* PROVIDED DATA *
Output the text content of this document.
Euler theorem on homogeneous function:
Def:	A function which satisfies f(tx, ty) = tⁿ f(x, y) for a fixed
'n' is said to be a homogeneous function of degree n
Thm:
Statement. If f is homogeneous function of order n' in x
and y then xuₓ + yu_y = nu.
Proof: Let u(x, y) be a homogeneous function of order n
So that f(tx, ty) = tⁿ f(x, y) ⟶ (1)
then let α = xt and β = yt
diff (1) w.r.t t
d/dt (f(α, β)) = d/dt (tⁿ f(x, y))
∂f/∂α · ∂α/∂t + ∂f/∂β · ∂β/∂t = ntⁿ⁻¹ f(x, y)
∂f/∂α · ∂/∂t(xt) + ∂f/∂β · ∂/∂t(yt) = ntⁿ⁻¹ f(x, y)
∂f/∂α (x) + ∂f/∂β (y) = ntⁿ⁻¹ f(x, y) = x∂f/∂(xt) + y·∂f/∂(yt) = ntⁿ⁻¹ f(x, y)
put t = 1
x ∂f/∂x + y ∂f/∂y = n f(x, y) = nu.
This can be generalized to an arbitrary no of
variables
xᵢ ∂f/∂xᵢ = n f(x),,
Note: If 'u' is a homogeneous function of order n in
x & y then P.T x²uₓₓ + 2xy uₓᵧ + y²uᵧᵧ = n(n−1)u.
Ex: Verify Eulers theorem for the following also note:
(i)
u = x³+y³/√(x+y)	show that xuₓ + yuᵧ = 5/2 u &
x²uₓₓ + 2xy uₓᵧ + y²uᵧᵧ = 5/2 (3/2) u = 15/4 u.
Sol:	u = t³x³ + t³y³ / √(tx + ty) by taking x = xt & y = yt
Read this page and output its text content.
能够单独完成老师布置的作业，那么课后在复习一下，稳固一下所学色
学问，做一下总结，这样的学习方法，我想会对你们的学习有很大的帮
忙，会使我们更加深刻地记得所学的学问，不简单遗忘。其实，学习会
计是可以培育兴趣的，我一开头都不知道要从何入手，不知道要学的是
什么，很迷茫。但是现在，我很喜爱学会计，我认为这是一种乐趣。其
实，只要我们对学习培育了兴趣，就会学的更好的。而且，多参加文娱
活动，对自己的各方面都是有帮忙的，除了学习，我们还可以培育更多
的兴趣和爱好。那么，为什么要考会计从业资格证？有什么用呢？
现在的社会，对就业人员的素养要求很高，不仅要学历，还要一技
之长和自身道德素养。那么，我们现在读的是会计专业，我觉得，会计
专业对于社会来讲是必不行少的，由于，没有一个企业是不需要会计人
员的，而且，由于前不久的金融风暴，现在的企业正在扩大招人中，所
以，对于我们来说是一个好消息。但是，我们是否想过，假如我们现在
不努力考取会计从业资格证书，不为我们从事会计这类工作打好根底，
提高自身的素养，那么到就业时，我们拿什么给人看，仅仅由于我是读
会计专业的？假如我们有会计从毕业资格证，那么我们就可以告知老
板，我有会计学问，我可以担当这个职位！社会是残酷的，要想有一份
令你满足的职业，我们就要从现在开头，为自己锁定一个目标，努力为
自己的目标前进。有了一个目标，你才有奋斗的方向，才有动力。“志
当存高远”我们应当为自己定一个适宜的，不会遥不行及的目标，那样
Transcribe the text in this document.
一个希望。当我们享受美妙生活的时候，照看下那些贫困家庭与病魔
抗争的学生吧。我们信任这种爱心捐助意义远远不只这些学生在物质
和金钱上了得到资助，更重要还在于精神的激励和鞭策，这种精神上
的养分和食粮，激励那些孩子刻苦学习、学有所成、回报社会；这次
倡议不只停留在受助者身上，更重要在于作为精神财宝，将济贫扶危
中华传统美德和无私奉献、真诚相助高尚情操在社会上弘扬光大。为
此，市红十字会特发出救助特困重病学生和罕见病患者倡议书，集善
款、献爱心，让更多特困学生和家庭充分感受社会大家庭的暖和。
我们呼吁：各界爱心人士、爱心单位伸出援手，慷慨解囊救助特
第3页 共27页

* REQUIRED TASK *
Every entry above needs to be quoted exactly.

* FINAL ANSWER *
Output the text content of this document.
Euler theorem on homogeneous function:
Def:	A function which satisfies f(tx, ty) = tⁿ f(x, y) for a fixed
'n' is said to be a homogeneous function of degree n
Thm:
Statement. If f is homogeneous function of order n' in x
and y then xuₓ + yu_y = nu.
Proof: Let u(x, y) be a homogeneous function of order n
So that f(tx, ty) = tⁿ f(x, y) ⟶ (1)
then let α = xt and β = yt
diff (1) w.r.t t
d/dt (f(α, β)) = d/dt (tⁿ f(x, y))
∂f/∂α · ∂α/∂t + ∂f/∂β · ∂β/∂t = ntⁿ⁻¹ f(x, y)
∂f/∂α · ∂/∂t(xt) + ∂f/∂β · ∂/∂t(yt) = ntⁿ⁻¹ f(x, y)
∂f/∂α (x) + ∂f/∂β (y) = ntⁿ⁻¹ f(x, y) = x∂f/∂(xt) + y·∂f/∂(yt) = ntⁿ⁻¹ f(x, y)
put t = 1
x ∂f/∂x + y ∂f/∂y = n f(x, y) = nu.
This can be generalized to an arbitrary no of
variables
xᵢ ∂f/∂xᵢ = n f(x),,
Note: If 'u' is a homogeneous function of order n in
x & y then P.T x²uₓₓ + 2xy uₓᵧ + y²uᵧᵧ = n(n−1)u.
Ex: Verify Eulers theorem for the following also note:
(i)
u = x³+y³/√(x+y)	show that xuₓ + yuᵧ = 5/2 u &
x²uₓₓ + 2xy uₓᵧ + y²uᵧᵧ = 5/2 (3/2) u = 15/4 u.
Sol:	u = t³x³ + t³y³ / √(tx + ty) by taking x = xt & y = yt
Read this page and output its text content.
能够单独完成老师布置的作业，那么课后在复习一下，稳固一下所学色
学问，做一下总结，这样的学习方法，我想会对你们的学习有很大的帮
忙，会使我们更加深刻地记得所学的学问，不简单遗忘。其实，学习会
计是可以培育兴趣的，我一开头都不知道要从何入手，不知道要学的是
什么，很迷茫。但是现在，我很喜爱学会计，我认为这是一种乐趣。其
实，只要我们对学习培育了兴趣，就会学的更好的。而且，多参加文娱
活动，对自己的各方面都是有帮忙的，除了学习，我们还可以培育更多
的兴趣和爱好。那么，为什么要考会计从业资格证？有什么用呢？
现在的社会，对就业人员的素养要求很高，不仅要学历，还要一技
之长和自身道德素养。那么，我们现在读的是会计专业，我觉得，会计
专业对于社会来讲是必不行少的，由于，没有一个企业是不需要会计人
员的，而且，由于前不久的金融风暴，现在的企业正在扩大招人中，所
以，对于我们来说是一个好消息。但是，我们是否想过，假如我们现在
不努力考取会计从业资格证书，不为我们从事会计这类工作打好根底，
提高自身的素养，那么到就业时，我们拿什么给人看，仅仅由于我是读
会计专业的？假如我们有会计从毕业资格证，那么我们就可以告知老
板，我有会计学问，我可以担当这个职位！社会是残酷的，要想有一份
令你满足的职业，我们就要从现在开头，为自己锁定一个目标，努力为
自己的目标前进。有了一个目标，你才有奋斗的方向，才有动力。“志
当存高远”我们应当为自己定一个适宜的，不会遥不行及的目标，那样
Transcribe the text in this document.
一个希望。当我们享受美妙生活的时候，照看下那些贫困家庭与病魔
抗争的学生吧。我们信任这种爱心捐助意义远远不只这些学生在物质
和金钱上了得到资助，更重要还在于精神的激励和鞭策，这种精神上
的养分和食粮，激励那些孩子刻苦学习、学有所成、回报社会；这次
倡议不只停留在受助者身上，更重要在于作为精神财宝，将济贫扶危
中华传统美德和无私奉献、真诚相助高尚情操在社会上弘扬光大。为
此，市红十字会特发出救助特困重病学生和罕见病患者倡议书，集善
款、献爱心，让更多特困学生和家庭充分感受社会大家庭的暖和。
我们呼吁：各界爱心人士、爱心单位伸出援手，慷慨解囊救助特
第3页 共27页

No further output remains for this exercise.